REQUEST: Scan the lines below for the string "Propriedades" and copy every one that has it.

>> Start TASK MATERIAL

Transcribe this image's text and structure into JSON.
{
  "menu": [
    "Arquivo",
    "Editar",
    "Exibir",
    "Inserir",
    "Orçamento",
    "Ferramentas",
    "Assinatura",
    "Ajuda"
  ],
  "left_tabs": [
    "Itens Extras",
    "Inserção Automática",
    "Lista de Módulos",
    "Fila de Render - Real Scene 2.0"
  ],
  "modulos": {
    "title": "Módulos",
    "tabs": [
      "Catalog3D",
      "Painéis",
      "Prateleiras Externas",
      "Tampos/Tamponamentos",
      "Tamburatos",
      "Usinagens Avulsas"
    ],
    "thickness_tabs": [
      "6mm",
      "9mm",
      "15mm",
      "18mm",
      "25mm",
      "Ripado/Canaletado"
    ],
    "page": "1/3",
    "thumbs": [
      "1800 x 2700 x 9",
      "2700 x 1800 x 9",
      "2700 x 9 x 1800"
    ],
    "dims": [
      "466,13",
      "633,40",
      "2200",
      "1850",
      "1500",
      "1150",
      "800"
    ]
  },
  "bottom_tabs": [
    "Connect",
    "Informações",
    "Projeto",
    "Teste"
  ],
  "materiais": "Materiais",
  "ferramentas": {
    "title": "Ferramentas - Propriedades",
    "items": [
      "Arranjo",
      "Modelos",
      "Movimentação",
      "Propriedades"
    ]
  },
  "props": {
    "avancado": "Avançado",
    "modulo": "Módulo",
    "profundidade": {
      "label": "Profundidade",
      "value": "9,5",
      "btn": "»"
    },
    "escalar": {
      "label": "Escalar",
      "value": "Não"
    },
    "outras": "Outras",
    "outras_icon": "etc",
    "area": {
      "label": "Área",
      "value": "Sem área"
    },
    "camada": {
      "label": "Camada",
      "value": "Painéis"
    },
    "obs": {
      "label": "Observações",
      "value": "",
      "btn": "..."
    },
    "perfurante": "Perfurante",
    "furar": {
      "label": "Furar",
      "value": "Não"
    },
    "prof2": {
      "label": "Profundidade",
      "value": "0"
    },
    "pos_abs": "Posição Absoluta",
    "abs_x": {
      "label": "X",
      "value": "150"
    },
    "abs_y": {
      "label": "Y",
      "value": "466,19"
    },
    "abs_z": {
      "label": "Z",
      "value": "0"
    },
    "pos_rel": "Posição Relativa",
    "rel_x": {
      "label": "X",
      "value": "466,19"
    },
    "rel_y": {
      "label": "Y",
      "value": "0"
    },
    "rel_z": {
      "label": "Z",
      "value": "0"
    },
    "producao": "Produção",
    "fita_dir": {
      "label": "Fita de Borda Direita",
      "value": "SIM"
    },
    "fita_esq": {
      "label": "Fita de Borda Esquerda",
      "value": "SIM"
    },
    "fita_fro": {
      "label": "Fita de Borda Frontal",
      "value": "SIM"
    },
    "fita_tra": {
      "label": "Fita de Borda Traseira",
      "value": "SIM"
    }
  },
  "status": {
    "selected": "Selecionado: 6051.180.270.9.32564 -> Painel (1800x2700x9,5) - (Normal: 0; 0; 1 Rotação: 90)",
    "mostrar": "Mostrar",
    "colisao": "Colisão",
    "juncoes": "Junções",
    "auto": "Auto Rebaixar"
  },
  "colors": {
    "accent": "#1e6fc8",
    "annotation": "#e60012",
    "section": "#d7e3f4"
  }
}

>> End TASK MATERIAL

REPLY TO THE EXERCISE:
    "title": "Ferramentas - Propriedades",
      "Propriedades"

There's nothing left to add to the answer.